[start]
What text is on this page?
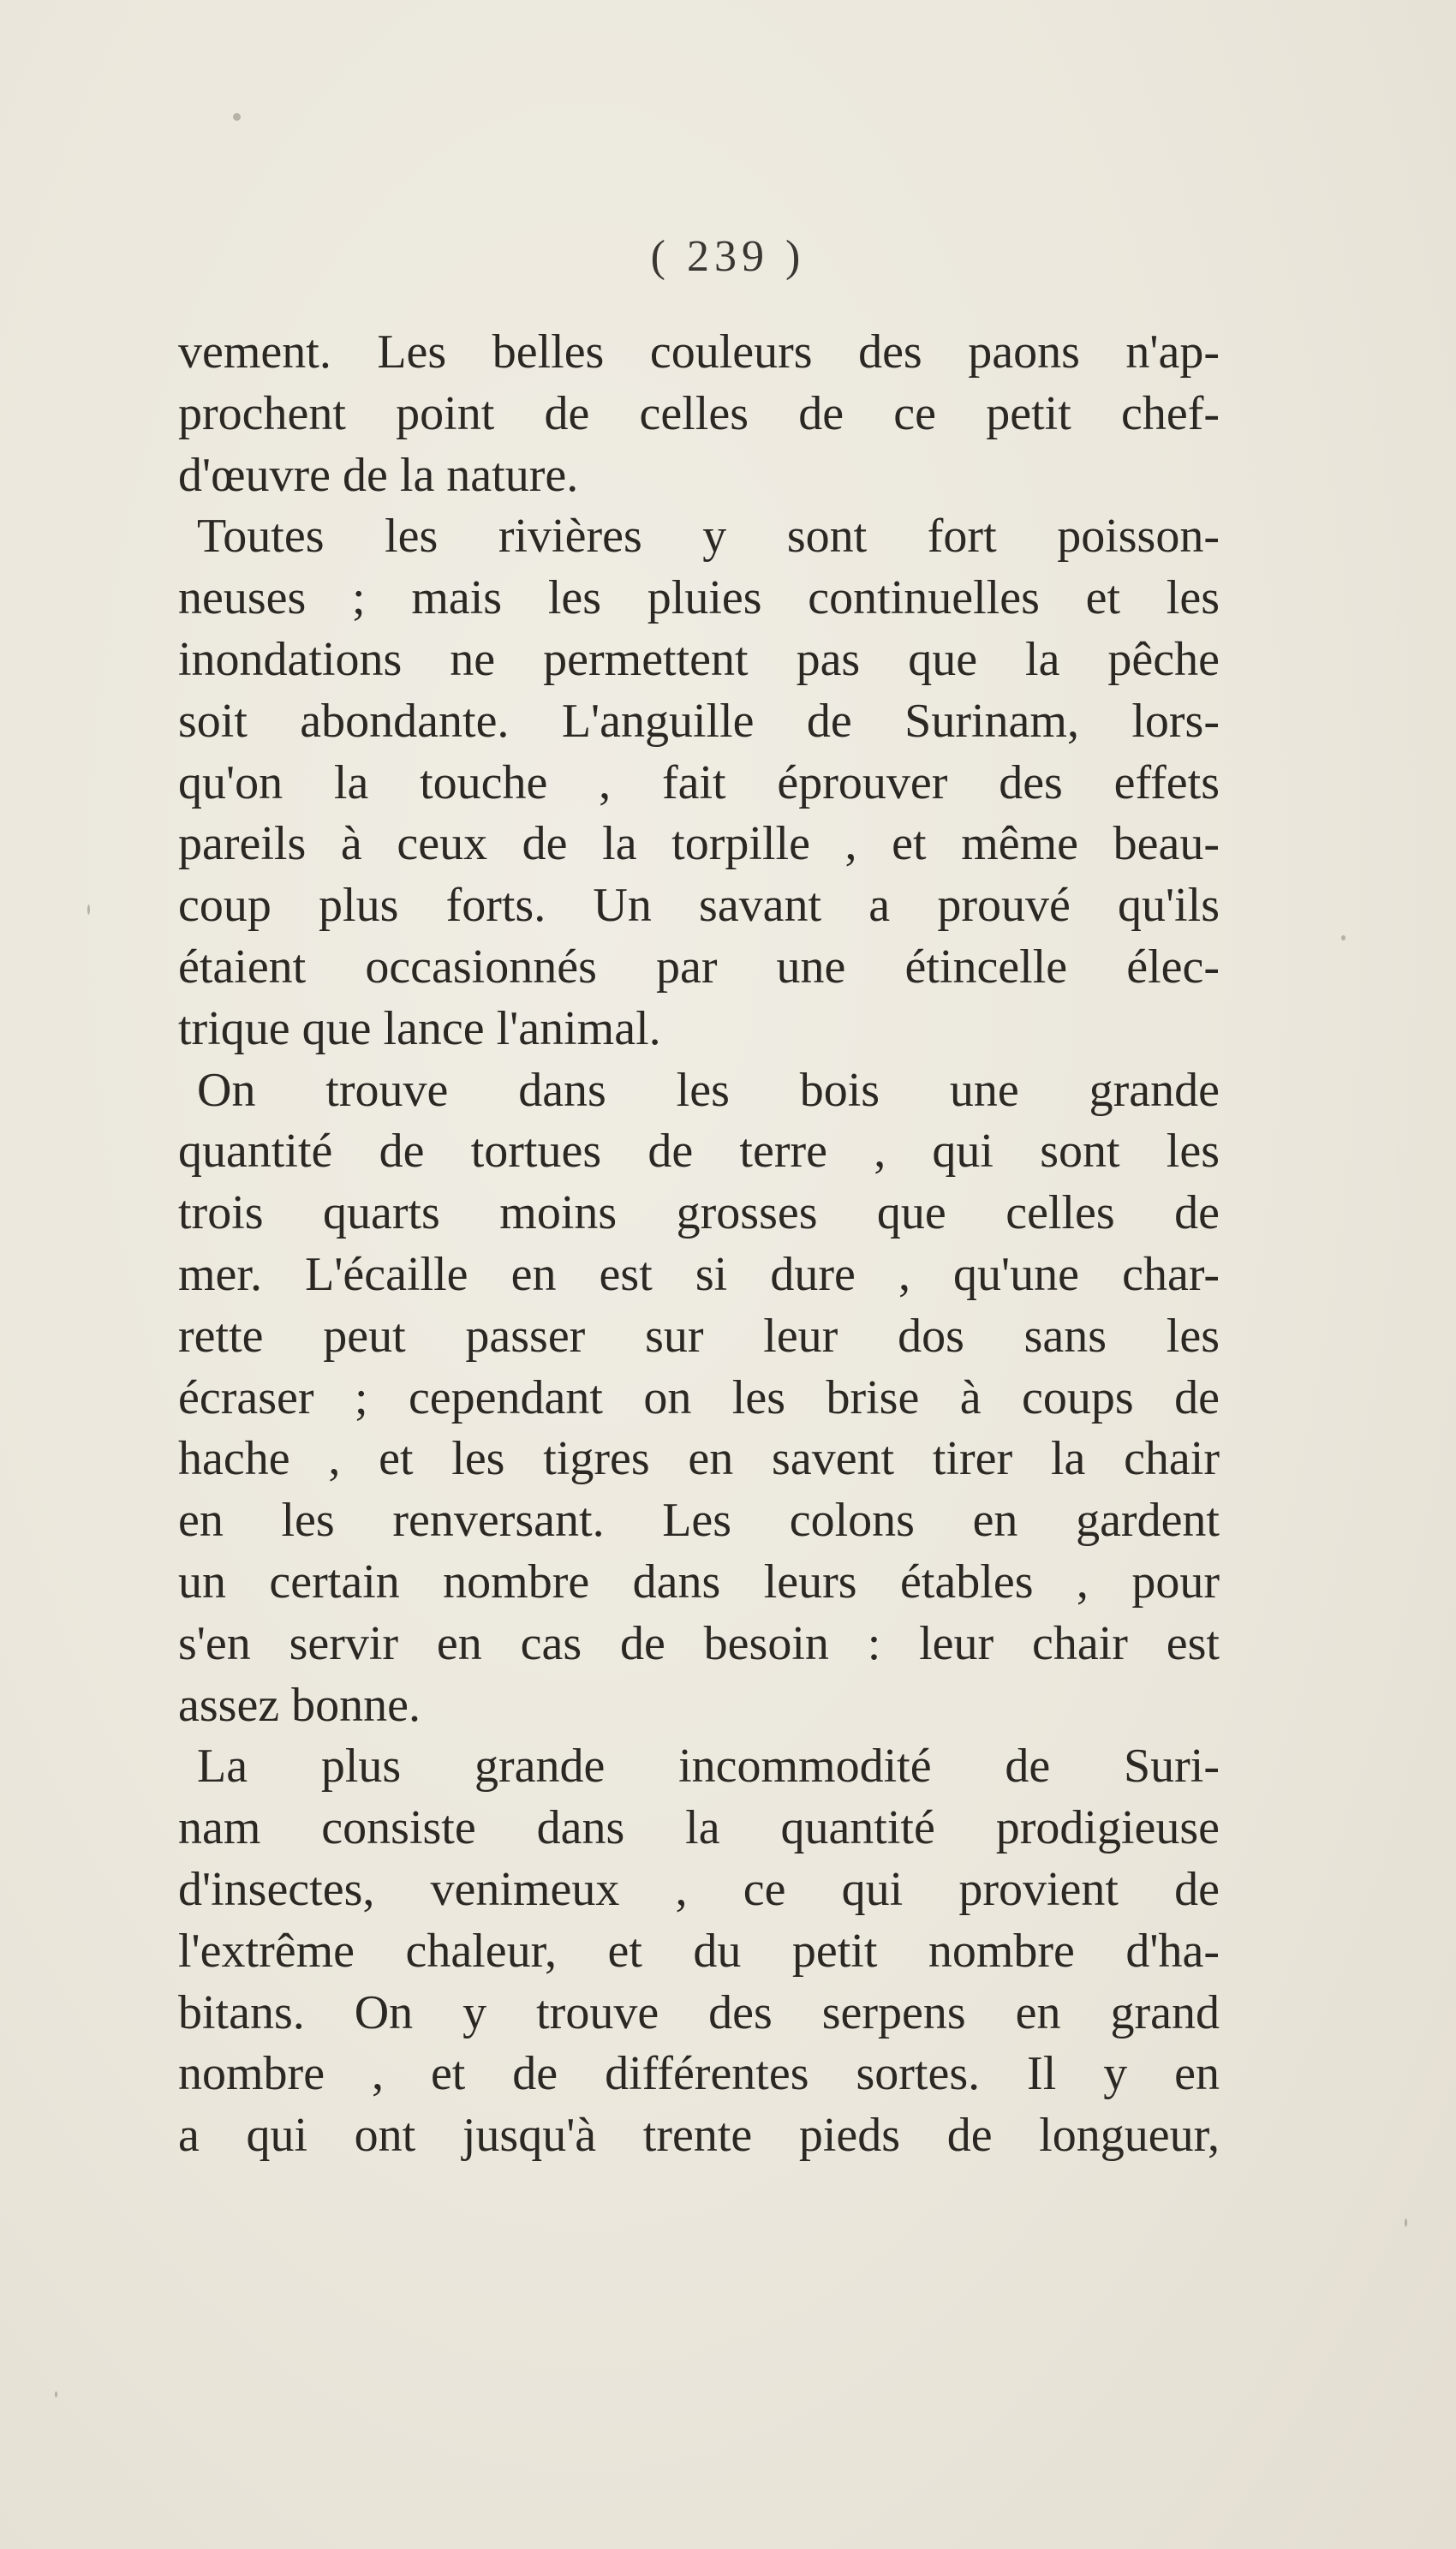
( 239 )
vement. Les belles couleurs des paons n'ap-
prochent point de celles de ce petit chef-
d'œuvre de la nature.
Toutes les rivières y sont fort poisson-
neuses ; mais les pluies continuelles et les
inondations ne permettent pas que la pêche
soit abondante. L'anguille de Surinam, lors-
qu'on la touche , fait éprouver des effets
pareils à ceux de la torpille , et même beau-
coup plus forts. Un savant a prouvé qu'ils
étaient occasionnés par une étincelle élec-
trique que lance l'animal.
On trouve dans les bois une grande
quantité de tortues de terre , qui sont les
trois quarts moins grosses que celles de
mer. L'écaille en est si dure , qu'une char-
rette peut passer sur leur dos sans les
écraser ; cependant on les brise à coups de
hache , et les tigres en savent tirer la chair
en les renversant. Les colons en gardent
un certain nombre dans leurs étables , pour
s'en servir en cas de besoin : leur chair est
assez bonne.
La plus grande incommodité de Suri-
nam consiste dans la quantité prodigieuse
d'insectes, venimeux , ce qui provient de
l'extrême chaleur, et du petit nombre d'ha-
bitans. On y trouve des serpens en grand
nombre , et de différentes sortes. Il y en
a qui ont jusqu'à trente pieds de longueur,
[end]
Pick out each line that holds the string "quantité".

RESPONSE TO THE EXERCISE.
quantité de tortues de terre , qui sont les
nam consiste dans la quantité prodigieuse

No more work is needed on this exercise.